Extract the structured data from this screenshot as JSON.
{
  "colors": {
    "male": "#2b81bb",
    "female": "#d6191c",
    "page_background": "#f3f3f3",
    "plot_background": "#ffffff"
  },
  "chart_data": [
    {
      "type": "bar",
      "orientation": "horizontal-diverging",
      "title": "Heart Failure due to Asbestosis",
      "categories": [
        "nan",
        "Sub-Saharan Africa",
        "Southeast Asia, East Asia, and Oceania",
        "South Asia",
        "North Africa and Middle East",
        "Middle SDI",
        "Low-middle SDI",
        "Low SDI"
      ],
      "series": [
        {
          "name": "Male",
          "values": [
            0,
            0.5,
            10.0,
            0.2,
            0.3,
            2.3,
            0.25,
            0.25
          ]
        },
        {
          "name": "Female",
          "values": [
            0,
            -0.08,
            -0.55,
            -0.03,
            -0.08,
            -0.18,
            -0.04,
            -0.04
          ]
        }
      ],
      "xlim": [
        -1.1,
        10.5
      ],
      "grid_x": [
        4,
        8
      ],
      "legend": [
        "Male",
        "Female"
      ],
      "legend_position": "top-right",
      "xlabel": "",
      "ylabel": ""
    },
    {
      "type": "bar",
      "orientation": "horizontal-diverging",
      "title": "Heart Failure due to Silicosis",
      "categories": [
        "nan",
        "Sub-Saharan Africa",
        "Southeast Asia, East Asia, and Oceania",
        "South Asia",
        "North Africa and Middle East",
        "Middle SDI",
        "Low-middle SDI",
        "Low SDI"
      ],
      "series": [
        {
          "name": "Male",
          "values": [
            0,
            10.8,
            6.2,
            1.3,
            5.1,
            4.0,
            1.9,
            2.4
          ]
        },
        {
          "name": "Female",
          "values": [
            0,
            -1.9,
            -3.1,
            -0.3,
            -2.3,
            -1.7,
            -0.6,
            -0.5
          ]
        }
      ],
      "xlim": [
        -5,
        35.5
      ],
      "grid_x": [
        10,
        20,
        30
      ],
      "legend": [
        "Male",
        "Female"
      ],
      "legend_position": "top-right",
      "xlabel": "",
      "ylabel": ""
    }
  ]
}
* * * * * * * * *
→ **Written problem**
Output every line above without altering anything.

→ **Exercise output**
Extract the structured data from this screenshot as JSON.
{
  "colors": {
    "male": "#2b81bb",
    "female": "#d6191c",
    "page_background": "#f3f3f3",
    "plot_background": "#ffffff"
  },
  "chart_data": [
    {
      "type": "bar",
      "orientation": "horizontal-diverging",
      "title": "Heart Failure due to Asbestosis",
      "categories": [
        "nan",
        "Sub-Saharan Africa",
        "Southeast Asia, East Asia, and Oceania",
        "South Asia",
        "North Africa and Middle East",
        "Middle SDI",
        "Low-middle SDI",
        "Low SDI"
      ],
      "series": [
        {
          "name": "Male",
          "values": [
            0,
            0.5,
            10.0,
            0.2,
            0.3,
            2.3,
            0.25,
            0.25
          ]
        },
        {
          "name": "Female",
          "values": [
            0,
            -0.08,
            -0.55,
            -0.03,
            -0.08,
            -0.18,
            -0.04,
            -0.04
          ]
        }
      ],
      "xlim": [
        -1.1,
        10.5
      ],
      "grid_x": [
        4,
        8
      ],
      "legend": [
        "Male",
        "Female"
      ],
      "legend_position": "top-right",
      "xlabel": "",
      "ylabel": ""
    },
    {
      "type": "bar",
      "orientation": "horizontal-diverging",
      "title": "Heart Failure due to Silicosis",
      "categories": [
        "nan",
        "Sub-Saharan Africa",
        "Southeast Asia, East Asia, and Oceania",
        "South Asia",
        "North Africa and Middle East",
        "Middle SDI",
        "Low-middle SDI",
        "Low SDI"
      ],
      "series": [
        {
          "name": "Male",
          "values": [
            0,
            10.8,
            6.2,
            1.3,
            5.1,
            4.0,
            1.9,
            2.4
          ]
        },
        {
          "name": "Female",
          "values": [
            0,
            -1.9,
            -3.1,
            -0.3,
            -2.3,
            -1.7,
            -0.6,
            -0.5
          ]
        }
      ],
      "xlim": [
        -5,
        35.5
      ],
      "grid_x": [
        10,
        20,
        30
      ],
      "legend": [
        "Male",
        "Female"
      ],
      "legend_position": "top-right",
      "xlabel": "",
      "ylabel": ""
    }
  ]
}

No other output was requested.